- Problem
Go through the records and copy each line where the word "name" occurs.

- The input
+-------+

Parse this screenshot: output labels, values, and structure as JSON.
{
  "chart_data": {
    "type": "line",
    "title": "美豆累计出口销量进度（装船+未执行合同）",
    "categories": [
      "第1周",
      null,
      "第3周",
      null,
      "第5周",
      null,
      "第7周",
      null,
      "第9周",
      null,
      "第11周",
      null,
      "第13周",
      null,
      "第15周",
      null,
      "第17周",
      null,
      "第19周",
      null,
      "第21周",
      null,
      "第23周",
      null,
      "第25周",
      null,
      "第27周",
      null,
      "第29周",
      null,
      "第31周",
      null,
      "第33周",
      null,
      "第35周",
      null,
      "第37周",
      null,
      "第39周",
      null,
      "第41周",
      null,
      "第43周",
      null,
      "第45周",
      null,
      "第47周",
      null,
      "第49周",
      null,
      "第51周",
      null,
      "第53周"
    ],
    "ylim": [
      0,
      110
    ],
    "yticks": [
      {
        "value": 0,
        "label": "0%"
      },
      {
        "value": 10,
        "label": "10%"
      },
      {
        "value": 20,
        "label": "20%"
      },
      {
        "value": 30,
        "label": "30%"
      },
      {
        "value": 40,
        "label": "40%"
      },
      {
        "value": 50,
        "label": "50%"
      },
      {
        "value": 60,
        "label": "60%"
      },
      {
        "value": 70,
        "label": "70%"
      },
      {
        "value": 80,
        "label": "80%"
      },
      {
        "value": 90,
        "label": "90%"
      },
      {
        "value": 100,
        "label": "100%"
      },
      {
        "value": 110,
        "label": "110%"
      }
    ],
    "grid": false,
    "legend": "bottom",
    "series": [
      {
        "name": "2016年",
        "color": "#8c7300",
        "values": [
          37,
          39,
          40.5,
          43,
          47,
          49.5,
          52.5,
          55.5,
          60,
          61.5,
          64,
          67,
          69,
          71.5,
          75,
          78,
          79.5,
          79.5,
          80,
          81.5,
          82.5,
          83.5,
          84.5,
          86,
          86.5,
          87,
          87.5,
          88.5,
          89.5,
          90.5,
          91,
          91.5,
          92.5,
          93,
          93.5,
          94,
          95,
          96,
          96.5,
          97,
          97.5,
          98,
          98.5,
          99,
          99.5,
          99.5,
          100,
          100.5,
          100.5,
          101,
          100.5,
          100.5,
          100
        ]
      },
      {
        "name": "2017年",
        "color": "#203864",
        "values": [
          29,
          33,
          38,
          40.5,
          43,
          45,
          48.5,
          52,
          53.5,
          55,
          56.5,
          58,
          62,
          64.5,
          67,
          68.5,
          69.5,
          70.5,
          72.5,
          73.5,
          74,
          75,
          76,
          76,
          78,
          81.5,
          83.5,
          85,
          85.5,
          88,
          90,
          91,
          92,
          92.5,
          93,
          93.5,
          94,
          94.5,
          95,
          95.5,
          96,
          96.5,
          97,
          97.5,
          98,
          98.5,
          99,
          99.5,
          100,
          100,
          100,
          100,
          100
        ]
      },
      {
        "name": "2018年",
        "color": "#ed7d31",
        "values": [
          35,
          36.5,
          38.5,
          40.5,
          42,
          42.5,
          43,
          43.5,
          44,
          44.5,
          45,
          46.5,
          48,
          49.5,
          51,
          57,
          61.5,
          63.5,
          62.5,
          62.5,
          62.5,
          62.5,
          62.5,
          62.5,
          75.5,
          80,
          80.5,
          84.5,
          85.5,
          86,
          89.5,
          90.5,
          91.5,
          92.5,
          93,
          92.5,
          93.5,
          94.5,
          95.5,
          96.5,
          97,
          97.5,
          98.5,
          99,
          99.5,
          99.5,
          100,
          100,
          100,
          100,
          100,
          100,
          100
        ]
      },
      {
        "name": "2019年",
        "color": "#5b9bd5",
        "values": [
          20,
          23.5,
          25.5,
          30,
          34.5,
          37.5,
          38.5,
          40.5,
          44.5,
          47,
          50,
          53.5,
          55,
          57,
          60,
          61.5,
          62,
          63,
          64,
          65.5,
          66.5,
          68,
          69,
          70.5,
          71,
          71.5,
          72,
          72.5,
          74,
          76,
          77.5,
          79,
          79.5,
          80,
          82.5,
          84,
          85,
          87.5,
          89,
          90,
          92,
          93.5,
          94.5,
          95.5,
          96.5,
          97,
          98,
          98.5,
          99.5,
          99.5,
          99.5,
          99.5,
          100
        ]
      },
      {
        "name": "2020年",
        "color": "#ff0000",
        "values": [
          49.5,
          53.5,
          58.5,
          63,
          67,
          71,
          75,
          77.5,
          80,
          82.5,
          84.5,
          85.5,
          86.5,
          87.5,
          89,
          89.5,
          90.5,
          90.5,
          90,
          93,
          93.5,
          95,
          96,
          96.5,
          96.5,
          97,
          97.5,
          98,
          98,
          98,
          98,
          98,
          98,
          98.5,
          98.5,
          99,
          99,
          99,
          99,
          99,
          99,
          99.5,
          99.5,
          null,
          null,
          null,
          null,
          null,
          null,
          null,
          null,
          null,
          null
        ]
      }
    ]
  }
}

+-------+

- Exercise output
        "name": "2016年",
        "name": "2017年",
        "name": "2018年",
        "name": "2019年",
        "name": "2020年",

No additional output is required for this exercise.